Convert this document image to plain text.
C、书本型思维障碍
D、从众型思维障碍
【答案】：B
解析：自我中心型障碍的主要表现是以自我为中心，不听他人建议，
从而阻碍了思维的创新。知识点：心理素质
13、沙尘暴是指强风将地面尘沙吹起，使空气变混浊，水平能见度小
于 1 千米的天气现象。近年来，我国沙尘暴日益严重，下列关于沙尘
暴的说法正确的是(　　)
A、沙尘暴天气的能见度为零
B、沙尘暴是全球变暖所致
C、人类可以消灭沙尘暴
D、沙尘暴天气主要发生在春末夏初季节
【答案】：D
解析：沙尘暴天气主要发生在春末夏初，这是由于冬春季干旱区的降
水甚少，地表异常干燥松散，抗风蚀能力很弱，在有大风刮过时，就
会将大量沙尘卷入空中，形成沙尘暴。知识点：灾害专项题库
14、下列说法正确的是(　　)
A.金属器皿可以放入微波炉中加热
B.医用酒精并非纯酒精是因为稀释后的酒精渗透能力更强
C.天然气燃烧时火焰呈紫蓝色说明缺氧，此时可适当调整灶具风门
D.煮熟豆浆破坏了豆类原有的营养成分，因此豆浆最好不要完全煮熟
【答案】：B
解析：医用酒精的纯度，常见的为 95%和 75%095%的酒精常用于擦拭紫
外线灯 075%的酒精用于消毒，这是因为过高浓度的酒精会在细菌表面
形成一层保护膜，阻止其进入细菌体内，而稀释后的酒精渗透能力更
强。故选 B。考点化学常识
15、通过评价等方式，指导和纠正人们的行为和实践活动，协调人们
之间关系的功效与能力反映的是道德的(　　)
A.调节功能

• • • • •

• DIRECTIONS: Copy all of the data. Keep every word exactly as it is.

• EXPECTED OUTPUT:
Convert this document image to plain text.
C、书本型思维障碍
D、从众型思维障碍
【答案】：B
解析：自我中心型障碍的主要表现是以自我为中心，不听他人建议，
从而阻碍了思维的创新。知识点：心理素质
13、沙尘暴是指强风将地面尘沙吹起，使空气变混浊，水平能见度小
于 1 千米的天气现象。近年来，我国沙尘暴日益严重，下列关于沙尘
暴的说法正确的是(　　)
A、沙尘暴天气的能见度为零
B、沙尘暴是全球变暖所致
C、人类可以消灭沙尘暴
D、沙尘暴天气主要发生在春末夏初季节
【答案】：D
解析：沙尘暴天气主要发生在春末夏初，这是由于冬春季干旱区的降
水甚少，地表异常干燥松散，抗风蚀能力很弱，在有大风刮过时，就
会将大量沙尘卷入空中，形成沙尘暴。知识点：灾害专项题库
14、下列说法正确的是(　　)
A.金属器皿可以放入微波炉中加热
B.医用酒精并非纯酒精是因为稀释后的酒精渗透能力更强
C.天然气燃烧时火焰呈紫蓝色说明缺氧，此时可适当调整灶具风门
D.煮熟豆浆破坏了豆类原有的营养成分，因此豆浆最好不要完全煮熟
【答案】：B
解析：医用酒精的纯度，常见的为 95%和 75%095%的酒精常用于擦拭紫
外线灯 075%的酒精用于消毒，这是因为过高浓度的酒精会在细菌表面
形成一层保护膜，阻止其进入细菌体内，而稀释后的酒精渗透能力更
强。故选 B。考点化学常识
15、通过评价等方式，指导和纠正人们的行为和实践活动，协调人们
之间关系的功效与能力反映的是道德的(　　)
A.调节功能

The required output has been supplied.